### Task requirements
From the listing below, pull each line that includes "image".

### Supplied data
══════════

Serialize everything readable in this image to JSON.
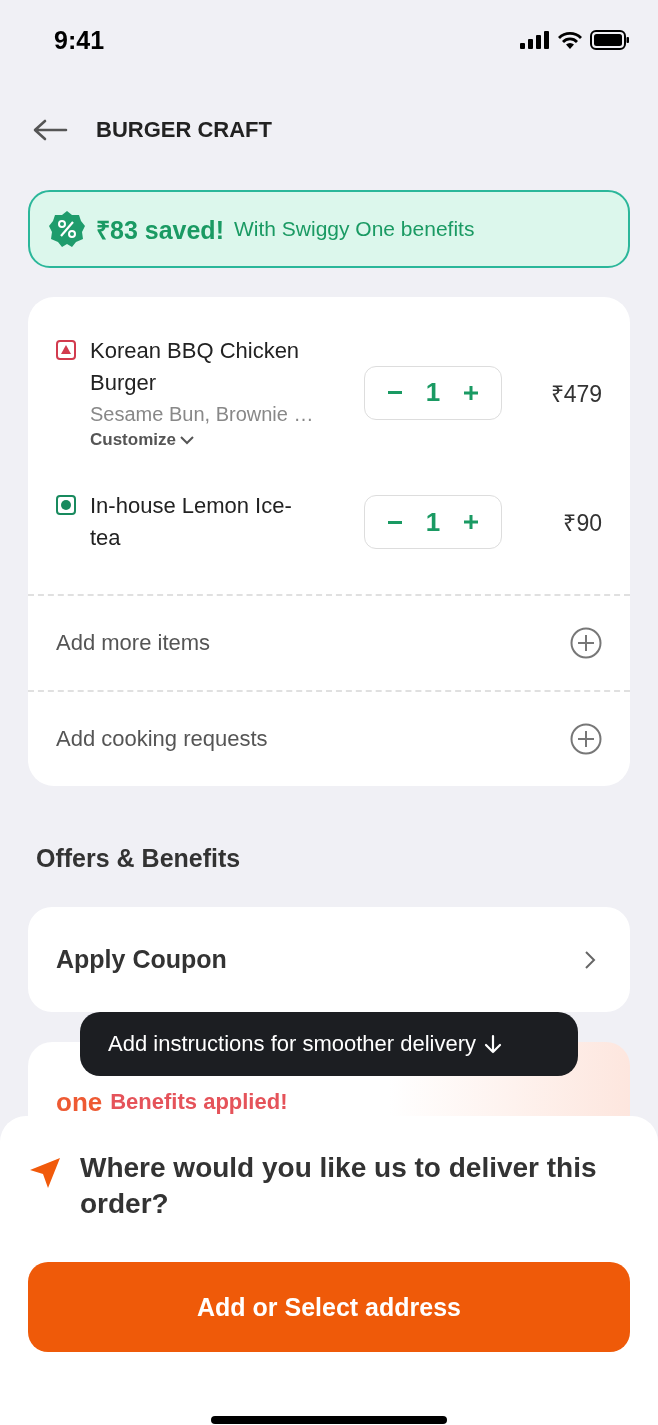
{
  "status_bar": {
    "time": "9:41"
  },
  "header": {
    "title": "BURGER CRAFT"
  },
  "savings_banner": {
    "amount": "₹83 saved!",
    "text": "With Swiggy One benefits"
  },
  "cart_items": [
    {
      "kind": "nonveg",
      "name": "Korean BBQ Chicken Burger",
      "details": "Sesame Bun, Brownie …",
      "customize": "Customize",
      "quantity": "1",
      "price": "₹479"
    },
    {
      "kind": "veg",
      "name": "In-house Lemon Ice-tea",
      "quantity": "1",
      "price": "₹90"
    }
  ],
  "cart_actions": [
    {
      "label": "Add more items"
    },
    {
      "label": "Add cooking requests"
    }
  ],
  "offers": {
    "heading": "Offers & Benefits",
    "coupon": "Apply Coupon",
    "benefits_logo": "one",
    "benefits_text": "Benefits applied!"
  },
  "tooltip": {
    "text": "Add instructions for smoother delivery"
  },
  "delivery": {
    "question": "Where would you like us to deliver this order?",
    "button": "Add or Select address"
  }
}
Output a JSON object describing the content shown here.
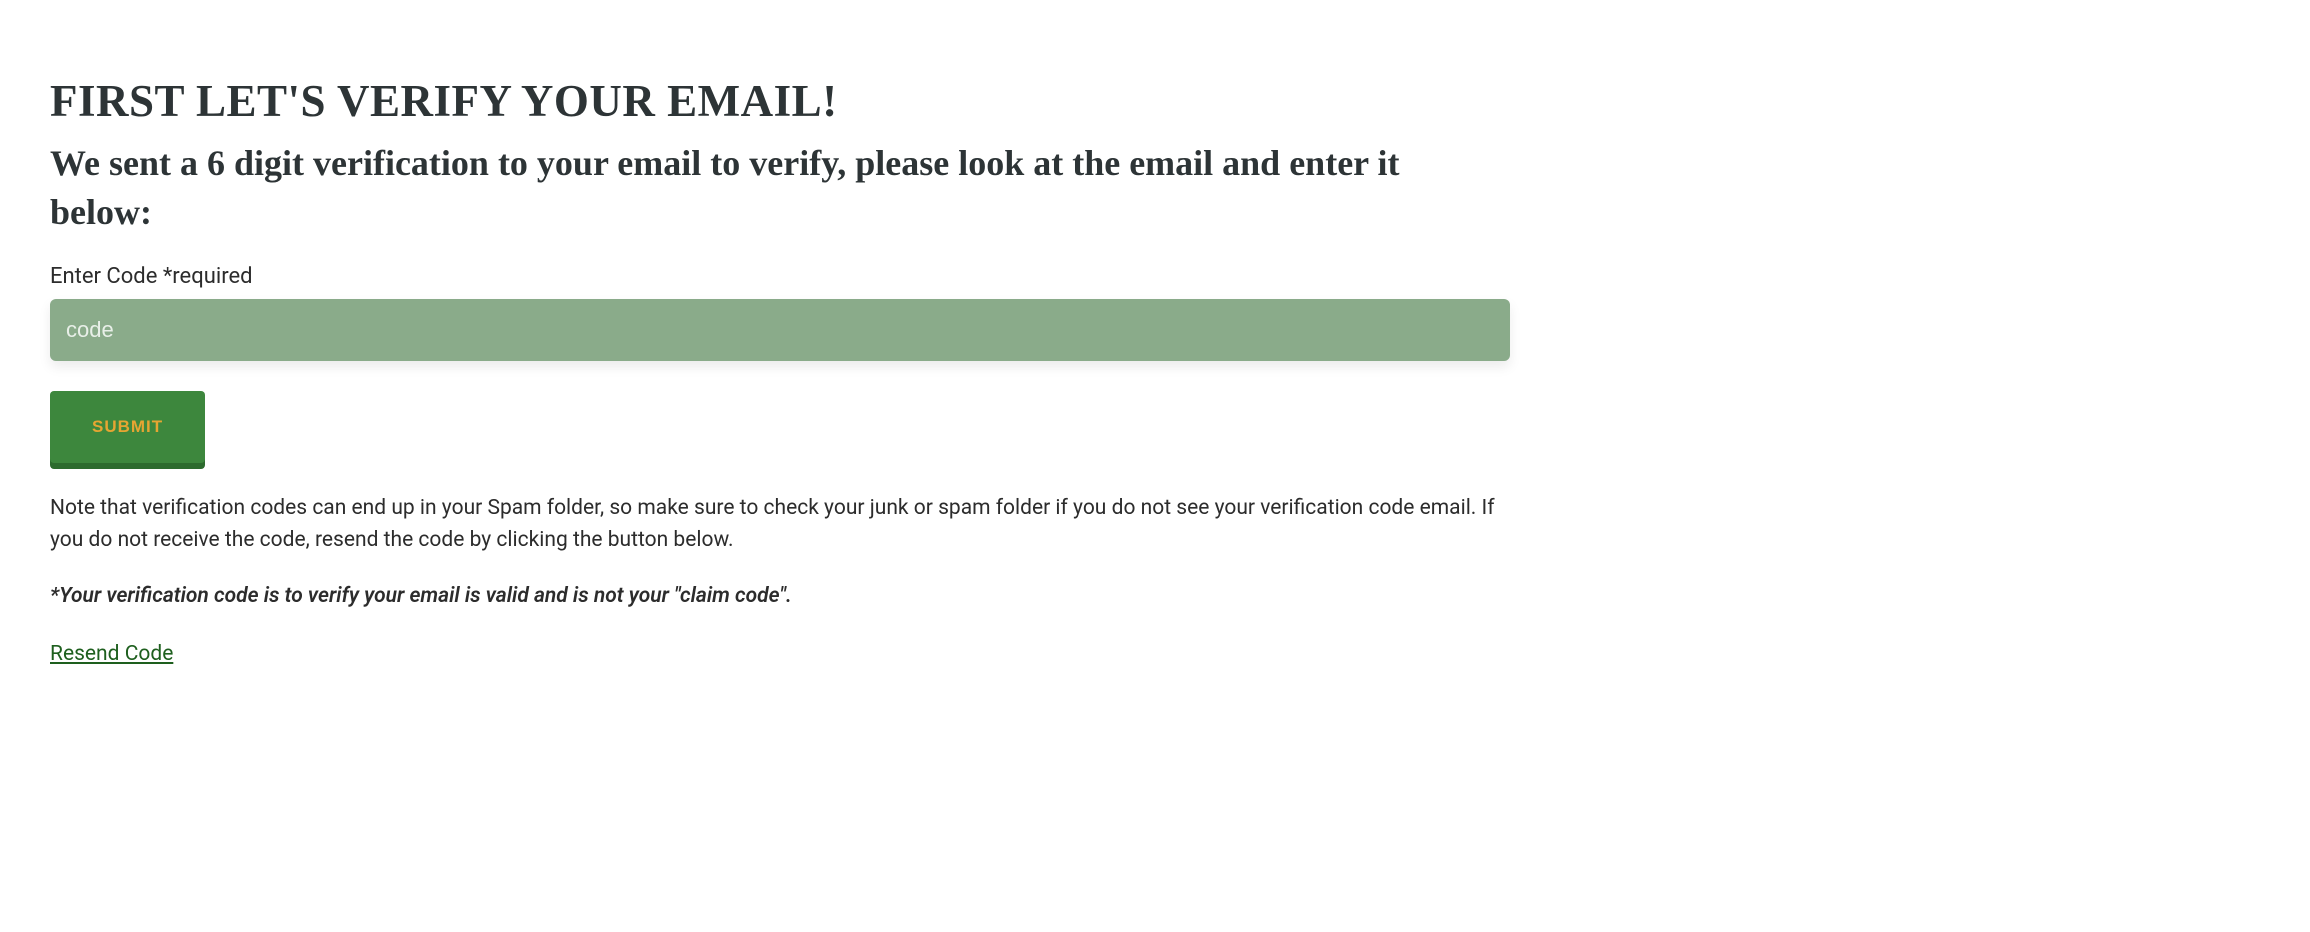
{
  "heading": {
    "main": "FIRST LET'S VERIFY YOUR EMAIL!",
    "sub": "We sent a 6 digit verification to your email to verify, please look at the email and enter it below:"
  },
  "form": {
    "code_label": "Enter Code *required",
    "code_placeholder": "code",
    "submit_label": "SUBMIT"
  },
  "messages": {
    "note": "Note that verification codes can end up in your Spam folder, so make sure to check your junk or spam folder if you do not see your verification code email. If you do not receive the code, resend the code by clicking the button below.",
    "disclaimer": "*Your verification code is to verify your email is valid and is not your \"claim code\"."
  },
  "actions": {
    "resend_label": "Resend Code"
  },
  "colors": {
    "input_bg": "#8aab8a",
    "button_bg": "#3d873d",
    "button_text": "#e6a532",
    "link": "#1e5f1e"
  }
}
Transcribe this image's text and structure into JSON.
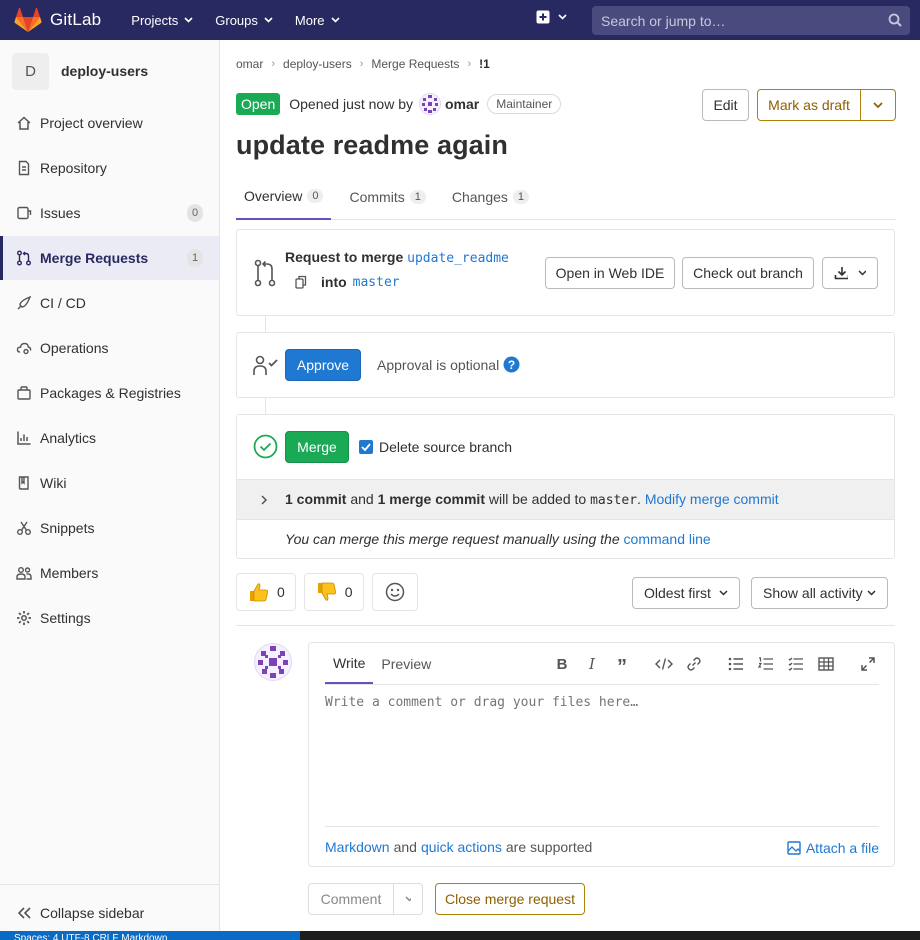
{
  "topbar": {
    "brand": "GitLab",
    "nav": [
      "Projects",
      "Groups",
      "More"
    ],
    "search_placeholder": "Search or jump to…",
    "colors": {
      "bg": "#292961",
      "search_bg": "#4a4a7f"
    }
  },
  "sidebar": {
    "project_initial": "D",
    "project_name": "deploy-users",
    "items": [
      {
        "label": "Project overview",
        "icon": "home-icon"
      },
      {
        "label": "Repository",
        "icon": "doc-icon"
      },
      {
        "label": "Issues",
        "icon": "issues-icon",
        "badge": "0"
      },
      {
        "label": "Merge Requests",
        "icon": "merge-request-icon",
        "badge": "1",
        "active": true
      },
      {
        "label": "CI / CD",
        "icon": "rocket-icon"
      },
      {
        "label": "Operations",
        "icon": "cloud-gear-icon"
      },
      {
        "label": "Packages & Registries",
        "icon": "package-icon"
      },
      {
        "label": "Analytics",
        "icon": "chart-icon"
      },
      {
        "label": "Wiki",
        "icon": "book-icon"
      },
      {
        "label": "Snippets",
        "icon": "scissors-icon"
      },
      {
        "label": "Members",
        "icon": "users-icon"
      },
      {
        "label": "Settings",
        "icon": "gear-icon"
      }
    ],
    "collapse_label": "Collapse sidebar"
  },
  "breadcrumb": [
    "omar",
    "deploy-users",
    "Merge Requests",
    "!1"
  ],
  "mr": {
    "status": "Open",
    "opened_text": "Opened just now by",
    "author": "omar",
    "role": "Maintainer",
    "edit_label": "Edit",
    "draft_label": "Mark as draft",
    "title": "update readme again",
    "tabs": [
      {
        "label": "Overview",
        "count": "0"
      },
      {
        "label": "Commits",
        "count": "1"
      },
      {
        "label": "Changes",
        "count": "1"
      }
    ]
  },
  "widget": {
    "request_text": "Request to merge",
    "source_branch": "update_readme",
    "into_text": "into",
    "target_branch": "master",
    "web_ide_label": "Open in Web IDE",
    "checkout_label": "Check out branch",
    "approve_label": "Approve",
    "approval_text": "Approval is optional",
    "merge_label": "Merge",
    "delete_branch_label": "Delete source branch",
    "delete_branch_checked": true,
    "commit_count": "1 commit",
    "and_text": "and",
    "merge_commit_count": "1 merge commit",
    "added_text": "will be added to",
    "added_branch": "master",
    "modify_label": "Modify merge commit",
    "manual_text": "You can merge this merge request manually using the",
    "command_line_label": "command line"
  },
  "reactions": {
    "thumbs_up": "0",
    "thumbs_down": "0"
  },
  "sort": {
    "order_label": "Oldest first",
    "activity_label": "Show all activity"
  },
  "comment": {
    "write_tab": "Write",
    "preview_tab": "Preview",
    "placeholder": "Write a comment or drag your files here…",
    "markdown_label": "Markdown",
    "and_text": "and",
    "quick_actions_label": "quick actions",
    "supported_text": "are supported",
    "attach_label": "Attach a file",
    "comment_button": "Comment",
    "close_button": "Close merge request"
  },
  "statusbar": {
    "text": "Spaces: 4   UTF-8   CRLF   Markdown"
  }
}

══════════

### Reply
Serialize everything readable in this image to JSON.
Transcribe this image's text and structure into JSON.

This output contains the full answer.